>> begin Given data

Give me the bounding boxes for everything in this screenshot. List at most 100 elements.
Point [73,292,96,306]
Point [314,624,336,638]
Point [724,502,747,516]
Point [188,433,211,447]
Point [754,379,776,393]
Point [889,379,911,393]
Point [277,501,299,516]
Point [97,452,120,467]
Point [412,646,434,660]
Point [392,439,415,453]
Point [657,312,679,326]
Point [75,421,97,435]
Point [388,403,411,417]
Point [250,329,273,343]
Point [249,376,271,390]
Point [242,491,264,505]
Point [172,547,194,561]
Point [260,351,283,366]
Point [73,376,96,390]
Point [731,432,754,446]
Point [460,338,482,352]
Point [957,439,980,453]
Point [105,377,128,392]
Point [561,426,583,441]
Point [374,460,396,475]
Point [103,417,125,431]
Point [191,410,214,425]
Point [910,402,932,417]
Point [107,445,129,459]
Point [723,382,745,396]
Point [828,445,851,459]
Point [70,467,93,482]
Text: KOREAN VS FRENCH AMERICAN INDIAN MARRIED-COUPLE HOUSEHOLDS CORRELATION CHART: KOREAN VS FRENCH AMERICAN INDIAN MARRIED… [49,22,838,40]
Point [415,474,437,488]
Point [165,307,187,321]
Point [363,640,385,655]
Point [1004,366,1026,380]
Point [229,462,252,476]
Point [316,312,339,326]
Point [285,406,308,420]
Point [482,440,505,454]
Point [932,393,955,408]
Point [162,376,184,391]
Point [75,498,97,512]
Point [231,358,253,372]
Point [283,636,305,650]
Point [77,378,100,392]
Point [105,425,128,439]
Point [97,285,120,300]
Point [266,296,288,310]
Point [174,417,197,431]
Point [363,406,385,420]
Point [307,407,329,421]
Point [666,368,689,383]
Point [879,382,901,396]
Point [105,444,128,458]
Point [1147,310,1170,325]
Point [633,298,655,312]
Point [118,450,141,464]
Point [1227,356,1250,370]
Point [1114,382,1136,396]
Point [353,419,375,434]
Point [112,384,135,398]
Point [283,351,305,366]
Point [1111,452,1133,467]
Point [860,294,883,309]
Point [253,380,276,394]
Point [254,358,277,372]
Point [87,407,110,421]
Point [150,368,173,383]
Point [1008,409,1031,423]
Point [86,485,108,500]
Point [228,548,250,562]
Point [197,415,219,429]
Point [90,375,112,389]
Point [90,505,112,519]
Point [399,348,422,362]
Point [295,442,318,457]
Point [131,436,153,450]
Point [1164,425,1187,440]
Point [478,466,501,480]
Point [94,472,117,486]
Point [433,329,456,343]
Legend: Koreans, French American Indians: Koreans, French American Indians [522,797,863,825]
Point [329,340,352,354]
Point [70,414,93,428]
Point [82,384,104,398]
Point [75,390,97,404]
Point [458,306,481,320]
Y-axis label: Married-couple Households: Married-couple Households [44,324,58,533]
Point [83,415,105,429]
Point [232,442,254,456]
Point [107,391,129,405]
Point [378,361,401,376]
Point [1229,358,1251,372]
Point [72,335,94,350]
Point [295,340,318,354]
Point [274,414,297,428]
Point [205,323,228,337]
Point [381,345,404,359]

>> end Given data

» **Exercise instructions**
Reproduce all of the material above, substituting "Dot" for each occurrence of "Point" and leaving everything else unchanged.

» **Result for this task**
Give me the bounding boxes for everything in this screenshot. List at most 100 elements.
Dot [73,292,96,306]
Dot [314,624,336,638]
Dot [724,502,747,516]
Dot [188,433,211,447]
Dot [754,379,776,393]
Dot [889,379,911,393]
Dot [277,501,299,516]
Dot [97,452,120,467]
Dot [412,646,434,660]
Dot [392,439,415,453]
Dot [657,312,679,326]
Dot [75,421,97,435]
Dot [388,403,411,417]
Dot [250,329,273,343]
Dot [249,376,271,390]
Dot [242,491,264,505]
Dot [172,547,194,561]
Dot [260,351,283,366]
Dot [73,376,96,390]
Dot [731,432,754,446]
Dot [460,338,482,352]
Dot [957,439,980,453]
Dot [105,377,128,392]
Dot [561,426,583,441]
Dot [374,460,396,475]
Dot [103,417,125,431]
Dot [191,410,214,425]
Dot [910,402,932,417]
Dot [107,445,129,459]
Dot [723,382,745,396]
Dot [828,445,851,459]
Dot [70,467,93,482]
Text: KOREAN VS FRENCH AMERICAN INDIAN MARRIED-COUPLE HOUSEHOLDS CORRELATION CHART: KOREAN VS FRENCH AMERICAN INDIAN MARRIED… [49,22,838,40]
Dot [415,474,437,488]
Dot [165,307,187,321]
Dot [363,640,385,655]
Dot [1004,366,1026,380]
Dot [229,462,252,476]
Dot [316,312,339,326]
Dot [285,406,308,420]
Dot [482,440,505,454]
Dot [932,393,955,408]
Dot [162,376,184,391]
Dot [75,498,97,512]
Dot [231,358,253,372]
Dot [283,636,305,650]
Dot [77,378,100,392]
Dot [105,425,128,439]
Dot [97,285,120,300]
Dot [266,296,288,310]
Dot [174,417,197,431]
Dot [363,406,385,420]
Dot [307,407,329,421]
Dot [666,368,689,383]
Dot [879,382,901,396]
Dot [105,444,128,458]
Dot [1147,310,1170,325]
Dot [633,298,655,312]
Dot [118,450,141,464]
Dot [1227,356,1250,370]
Dot [1114,382,1136,396]
Dot [353,419,375,434]
Dot [112,384,135,398]
Dot [283,351,305,366]
Dot [1111,452,1133,467]
Dot [860,294,883,309]
Dot [253,380,276,394]
Dot [254,358,277,372]
Dot [87,407,110,421]
Dot [150,368,173,383]
Dot [1008,409,1031,423]
Dot [86,485,108,500]
Dot [228,548,250,562]
Dot [197,415,219,429]
Dot [90,375,112,389]
Dot [90,505,112,519]
Dot [399,348,422,362]
Dot [295,442,318,457]
Dot [131,436,153,450]
Dot [1164,425,1187,440]
Dot [478,466,501,480]
Dot [94,472,117,486]
Dot [433,329,456,343]
Legend: Koreans, French American Indians: Koreans, French American Indians [522,797,863,825]
Dot [329,340,352,354]
Dot [70,414,93,428]
Dot [82,384,104,398]
Dot [75,390,97,404]
Dot [458,306,481,320]
Y-axis label: Married-couple Households: Married-couple Households [44,324,58,533]
Dot [83,415,105,429]
Dot [232,442,254,456]
Dot [107,391,129,405]
Dot [378,361,401,376]
Dot [1229,358,1251,372]
Dot [72,335,94,350]
Dot [295,340,318,354]
Dot [274,414,297,428]
Dot [205,323,228,337]
Dot [381,345,404,359]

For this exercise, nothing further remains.